Reproduce the lines of the material below from the line with "205, 1160, 584]" up to and including the line with "19, 1134, 27]", substituting "data-label" for "value-label" and keeping everything else unchanged.

** Begin **

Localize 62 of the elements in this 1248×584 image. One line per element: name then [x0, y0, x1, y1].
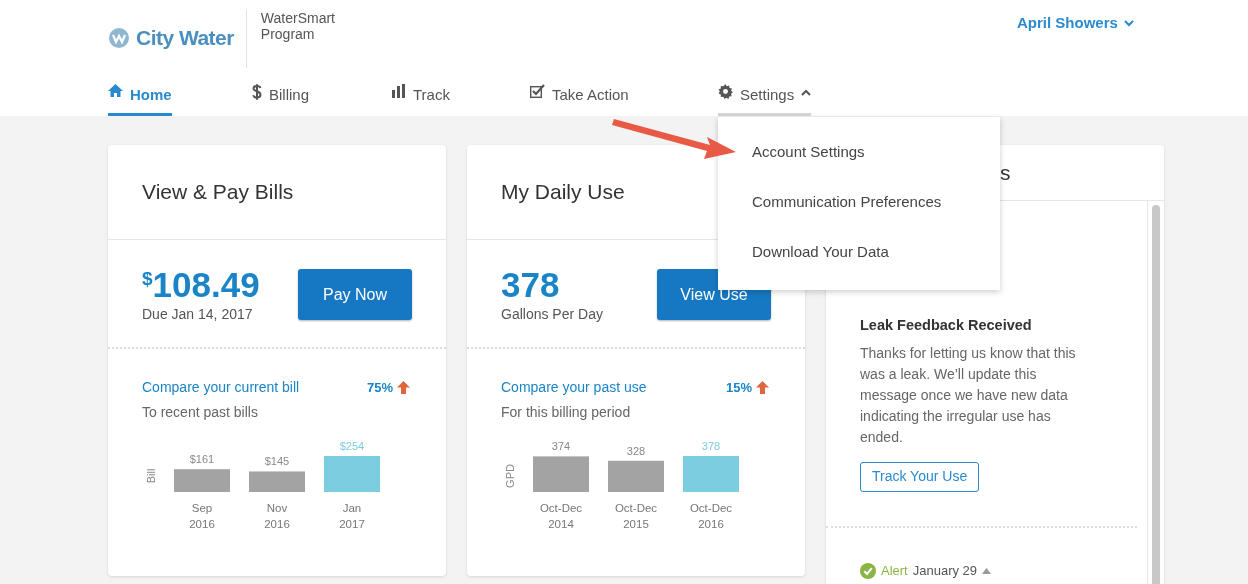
scrollbar-thumb[interactable]	[1152, 205, 1160, 584]
value-label: $161	[189, 453, 215, 466]
amount: 378	[501, 268, 561, 302]
dollar-icon	[252, 84, 262, 100]
chevron-up-icon	[801, 89, 812, 96]
change-percent: 75%	[366, 378, 393, 397]
menu-item[interactable]: Account Settings	[752, 142, 865, 162]
value-label: 374	[551, 440, 571, 453]
up-arrow-icon	[756, 381, 769, 394]
value-label: $254	[339, 440, 365, 452]
bar-chart-icon	[392, 84, 406, 98]
alert-message: Thanks for letting us know that this was a leak. We’ll update this message once we have new data indicating the irregular use has ended.	[860, 343, 1077, 447]
outline-button[interactable]: Track Your Use	[860, 461, 980, 492]
alert-type: Alert	[881, 561, 908, 580]
primary-button[interactable]: Pay Now	[298, 269, 412, 320]
bar	[174, 469, 230, 492]
subtitle: For this billing period	[501, 403, 632, 422]
alert-heading: Leak Feedback Received	[860, 316, 1033, 335]
nav-tab[interactable]: Track	[392, 80, 450, 116]
nav-tab[interactable]: Home	[108, 80, 172, 116]
check-circle-icon	[860, 562, 876, 579]
amount: $108.49	[142, 268, 260, 302]
brand-name: City Water	[136, 25, 234, 51]
category-label: Nov 2016	[264, 502, 290, 530]
up-arrow-icon	[397, 381, 410, 394]
change-percent: 15%	[725, 378, 752, 397]
bar	[683, 456, 739, 492]
gear-icon	[718, 84, 733, 99]
category-label: Sep 2016	[189, 502, 215, 530]
value-label: $145	[264, 455, 290, 468]
chevron-down-icon	[1123, 19, 1134, 27]
compare-link[interactable]: Compare your past use	[501, 377, 647, 398]
checkbox-icon	[530, 84, 545, 98]
card-title: s	[1000, 159, 1011, 186]
menu-item[interactable]: Download Your Data	[752, 242, 889, 262]
user-menu[interactable]: April Showers	[1017, 12, 1134, 35]
program-name: WaterSmart Program	[260, 10, 336, 42]
value-label: 378	[701, 440, 721, 452]
category-label: Oct-Dec 2014	[539, 502, 583, 530]
value-label: 328	[626, 444, 646, 457]
card-title: View & Pay Bills	[142, 179, 294, 206]
axis-label: GPD	[504, 464, 516, 488]
category-label: Oct-Dec 2016	[689, 502, 733, 530]
nav-tab[interactable]: Take Action	[530, 80, 629, 116]
bar	[608, 460, 664, 492]
nav-tab[interactable]: Billing	[252, 80, 310, 116]
caption: Due Jan 14, 2017	[142, 305, 254, 324]
bar	[533, 456, 589, 492]
category-label: Jan 2017	[339, 502, 365, 530]
axis-label: Bill	[145, 468, 157, 484]
alert-date: January 29	[912, 561, 978, 580]
caption: Gallons Per Day	[501, 305, 603, 324]
compare-link[interactable]: Compare your current bill	[142, 377, 300, 398]
caret-up-icon	[982, 567, 992, 574]
bar	[249, 471, 305, 492]
logo-icon	[108, 26, 130, 49]
home-icon	[108, 84, 123, 97]
category-label: Oct-Dec 2015	[614, 502, 658, 530]
menu-item[interactable]: Communication Preferences	[752, 192, 942, 212]
subtitle: To recent past bills	[142, 403, 259, 422]
card-title: My Daily Use	[501, 179, 625, 206]
bar	[324, 456, 380, 492]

** End **

**TASK RESULT:**
scrollbar-thumb[interactable]	[1152, 205, 1160, 584]
data-label: $161	[189, 453, 215, 466]
amount: 378	[501, 268, 561, 302]
dollar-icon	[252, 84, 262, 100]
chevron-up-icon	[801, 89, 812, 96]
change-percent: 75%	[366, 378, 393, 397]
menu-item[interactable]: Account Settings	[752, 142, 865, 162]
data-label: 374	[551, 440, 571, 453]
up-arrow-icon	[756, 381, 769, 394]
data-label: $254	[339, 440, 365, 452]
bar-chart-icon	[392, 84, 406, 98]
alert-message: Thanks for letting us know that this was a leak. We’ll update this message once we have new data indicating the irregular use has ended.	[860, 343, 1077, 447]
outline-button[interactable]: Track Your Use	[860, 461, 980, 492]
alert-type: Alert	[881, 561, 908, 580]
primary-button[interactable]: Pay Now	[298, 269, 412, 320]
bar	[174, 469, 230, 492]
subtitle: For this billing period	[501, 403, 632, 422]
alert-heading: Leak Feedback Received	[860, 316, 1033, 335]
nav-tab[interactable]: Track	[392, 80, 450, 116]
nav-tab[interactable]: Home	[108, 80, 172, 116]
check-circle-icon	[860, 562, 876, 579]
amount: $108.49	[142, 268, 260, 302]
brand-name: City Water	[136, 25, 234, 51]
category-label: Nov 2016	[264, 502, 290, 530]
up-arrow-icon	[397, 381, 410, 394]
change-percent: 15%	[725, 378, 752, 397]
bar	[683, 456, 739, 492]
gear-icon	[718, 84, 733, 99]
category-label: Sep 2016	[189, 502, 215, 530]
data-label: $145	[264, 455, 290, 468]
chevron-down-icon	[1123, 19, 1134, 27]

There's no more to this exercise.